Written problem:
Can you continue the C++ excerpt on allocating memory during constant evaluation from the point where it stops?

You can have different behaviour during constant evaluation with if consteval. For example, you can use new/unique_ptr during constant evaluation and a VLA/alloca during non-constant evaluation.

constexpr
int t(int num) {
    if consteval {  // (If not C++23, change to `if (std::is_constant_evaluated())`)
        std::unique_ptr<Integer[]> i = std::make_unique_for_overwrite<Integer[]>(num);
        return i[0].get();
    } else {
        __extension__ Integer i[num];
        // To avoid duplication, if the body of the function was longer
        // you could extract it to a lambda or a second function that takes a pointer
        return i[0].get();
    }
}

And you say in your comments that this is for a library, you might be able to make it so that the user of your library allocates the memory (which they could allocate as they wish based on their constraints and use case):

constexpr int t(std::span<Integer> i) {
    int num = i.size();

    return i[0].get();
}

// Possible uses:
static Integer large_array[MAX_SIZE];
t(std::span(large_array).subspan(0, num));

Integer vla[num];
t(std::span(vla+0, vla+num));

t(std::span(std::make_unique<Integer[]>(num).get(), num));

Here's a class that takes care of conditionally delete-ing during constant evaluation (and a macro that conditionally news or allocas):

#include <type_traits>
#include <algorithm>
#include <new>

template<typename T>
struct alloca_ptr {
    static_assert(std::is_trivially_destructible_v<T>, "Destructor will not be called when not in a constant evaluation");

    // Moving a stack allocation is probably a bug
    constexpr alloca_ptr(alloca_ptr&&) = delete;
    alloca_ptr& operator=(alloca_ptr&&) = delete;

    struct use_XALLOC_macro {  // (An internal type prevents accidentally constructing this type without the macro)

Dataset excerpt:
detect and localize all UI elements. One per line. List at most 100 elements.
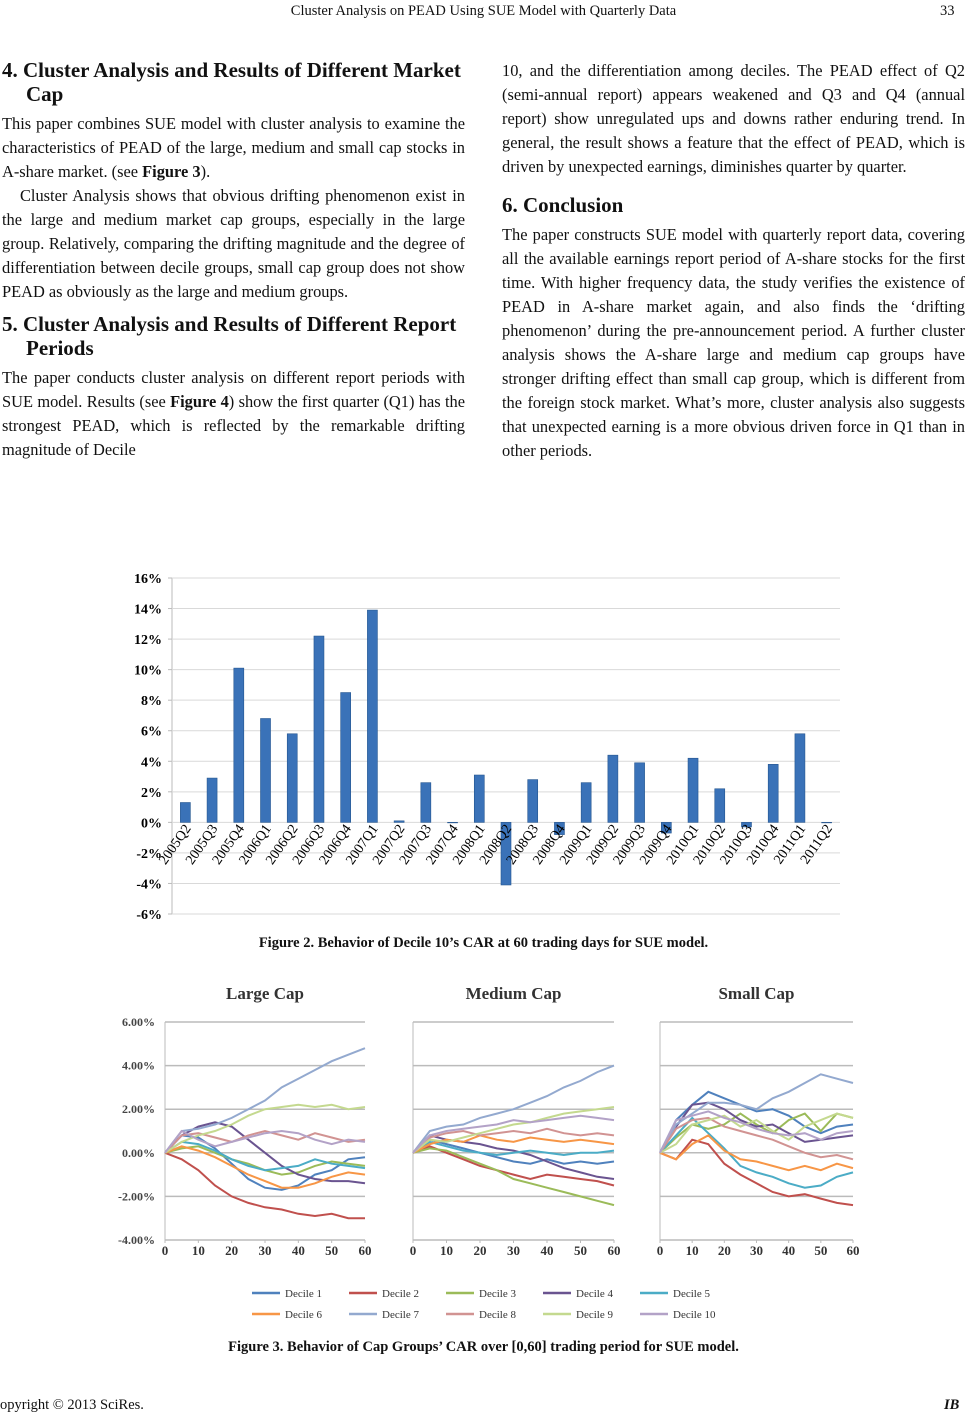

Output below:
        T* ptr;
        constexpr explicit use_XALLOC_macro(T* ptr) : ptr(ptr) {}
        use_XALLOC_macro(const use_XALLOC_macro&) = delete;
    };

    [[nodiscard]] explicit constexpr alloca_ptr(use_XALLOC_macro allocation) noexcept : ptr(allocation.ptr) {}

    using element_type = T;
    using pointer = T*;
    constexpr pointer get() const noexcept { return ptr; }
    constexpr explicit operator bool() const noexcept { return ptr != nullptr; }
    constexpr element_type& operator[](std::size_t index) const noexcept { return ptr[index]; }

    constexpr ~alloca_ptr() {
        if consteval {
            ::delete[] ptr;
        }
    }

private:
    T* ptr;
};

// Unfortunately, `count` is evaluated twice so make sure it has no side effects
#define XALLOC(type, count) \
    alloca_ptr<type>(alloca_ptr<type>::use_XALLOC_macro( \
        std::is_constant_evaluated() ? ::new std::type_identity_t<type>[count] : \
        ::new ( \
            alignof(type) <= __BIGGEST_ALIGNMENT__ ? \
            __builtin_alloca(sizeof(type) * static_cast<std::size_t>(count)) : \
            __builtin_alloca_with_align(sizeof(type) * static_cast<std::size_t>(count), std::max(std::size_t{__BIGGEST_ALIGNMENT__}, alignof(type))) \
        ) std::type_identity_t<type>[count]))
constexpr
int t(int num) {
    auto i = XALLOC(Integer, num);
    return i[0].get();
}

This works on clang and GCC at least. You can extend this to compilers that do not have __builtin_alloca by checking __has_builtin(__builtin_alloca) and changing XALLOC to result in a unique_ptr<T[]> always, or replacing it with that compiler's spelling of alloca.

Note that alloca has a slightly different scope than a VLA. You don't want to use it in a loop, since while a VLA would die and be reused, the alloca isn't freed until the current stack frame is popped (when the function it is created in returns)